**DIRECTIONS**:
Pictures do not belong in the copy; quote every entry below exactly.

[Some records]
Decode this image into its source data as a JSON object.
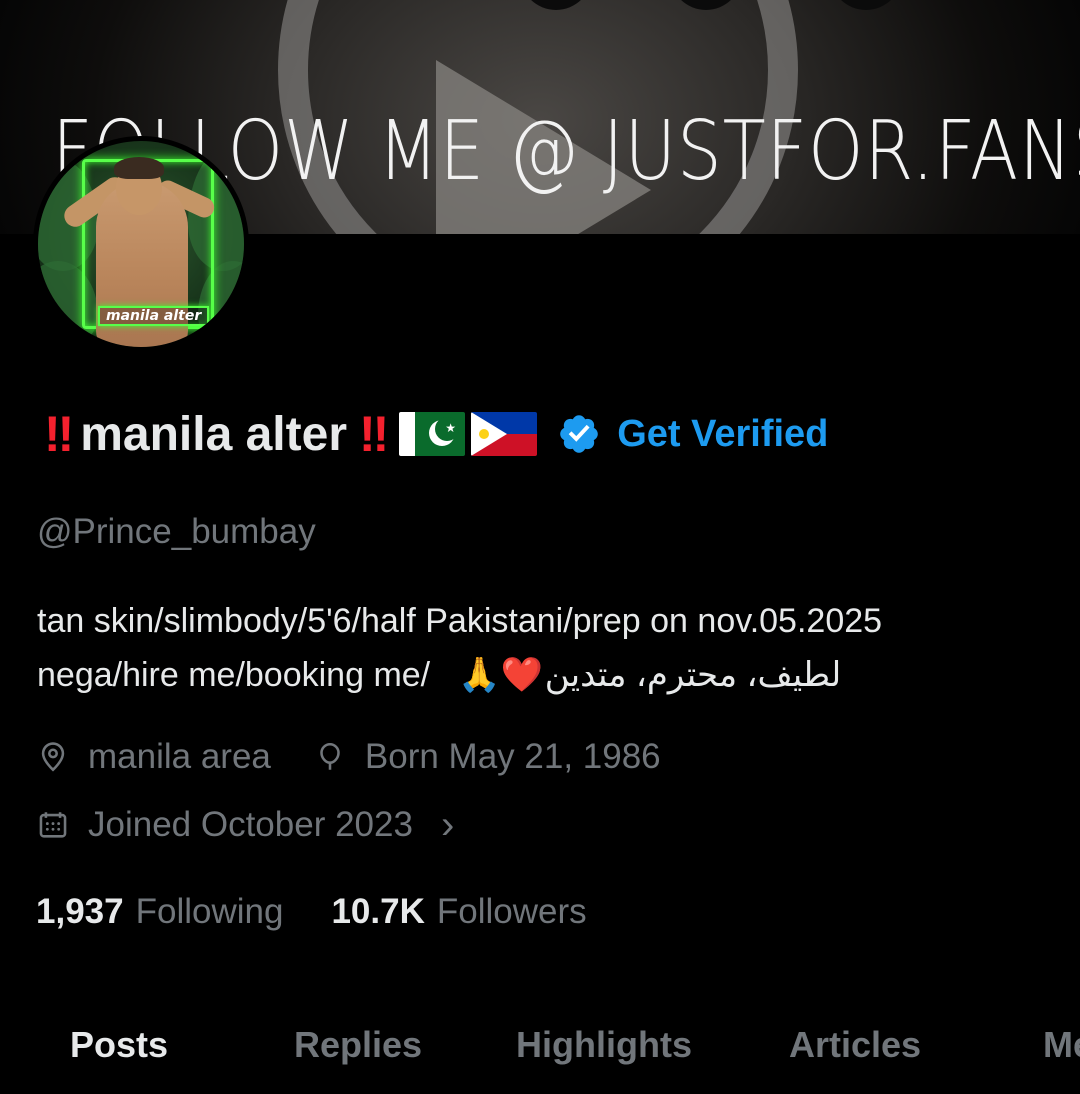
{
  "banner": {
    "text": "FOLLOW ME @ JUSTFOR.FANS"
  },
  "avatar": {
    "caption": "manila alter"
  },
  "profile": {
    "bang_left": "‼",
    "name": "manila alter",
    "bang_right": "‼",
    "flags": [
      "pakistan-flag-icon",
      "philippines-flag-icon"
    ],
    "get_verified_label": "Get Verified",
    "handle": "@Prince_bumbay"
  },
  "bio": {
    "line1": "tan skin/slimbody/5'6/half Pakistani/prep on nov.05.2025",
    "line2_text": "nega/hire me/booking me/",
    "line2_emoji": "🙏❤️",
    "line2_arabic": "لطيف، محترم، متدين"
  },
  "meta": {
    "location": "manila area",
    "birthday": "Born May 21, 1986",
    "joined": "Joined October 2023",
    "joined_chevron": "›"
  },
  "stats": {
    "following_count": "1,937",
    "following_label": "Following",
    "followers_count": "10.7K",
    "followers_label": "Followers"
  },
  "tabs": [
    {
      "label": "Posts"
    },
    {
      "label": "Replies"
    },
    {
      "label": "Highlights"
    },
    {
      "label": "Articles"
    },
    {
      "label": "Media"
    }
  ],
  "colors": {
    "background": "#000000",
    "primary_text": "#e7e9ea",
    "secondary_text": "#71767b",
    "accent_blue": "#1d9bf0",
    "bang_red": "#f4212e"
  }
}
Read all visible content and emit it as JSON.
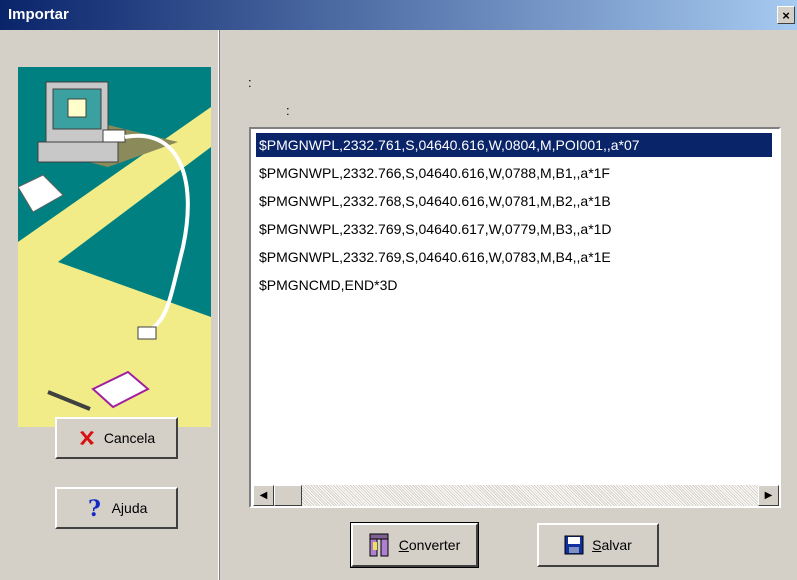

**THE RESPONSE**:
Decode this image into its source data as a JSON object.
{
  "banner": {
    "text": "FOLLOW ME @ JUSTFOR.FANS"
  },
  "avatar": {
    "caption": "manila alter"
  },
  "profile": {
    "bang_left": "‼",
    "name": "manila alter",
    "bang_right": "‼",
    "flags": [
      "pakistan-flag-icon",
      "philippines-flag-icon"
    ],
    "get_verified_label": "Get Verified",
    "handle": "@Prince_bumbay"
  },
  "bio": {
    "line1": "tan skin/slimbody/5'6/half Pakistani/prep on nov.05.2025",
    "line2_text": "nega/hire me/booking me/",
    "line2_emoji": "🙏❤️",
    "line2_arabic": "لطيف، محترم، متدين"
  },
  "meta": {
    "location": "manila area",
    "birthday": "Born May 21, 1986",
    "joined": "Joined October 2023",
    "joined_chevron": "›"
  },
  "stats": {
    "following_count": "1,937",
    "following_label": "Following",
    "followers_count": "10.7K",
    "followers_label": "Followers"
  },
  "tabs": [
    {
      "label": "Posts"
    },
    {
      "label": "Replies"
    },
    {
      "label": "Highlights"
    },
    {
      "label": "Articles"
    },
    {
      "label": "Media"
    }
  ],
  "colors": {
    "background": "#000000",
    "primary_text": "#e7e9ea",
    "secondary_text": "#71767b",
    "accent_blue": "#1d9bf0",
    "bang_red": "#f4212e"
  }
}
Read all visible content and emit it as JSON.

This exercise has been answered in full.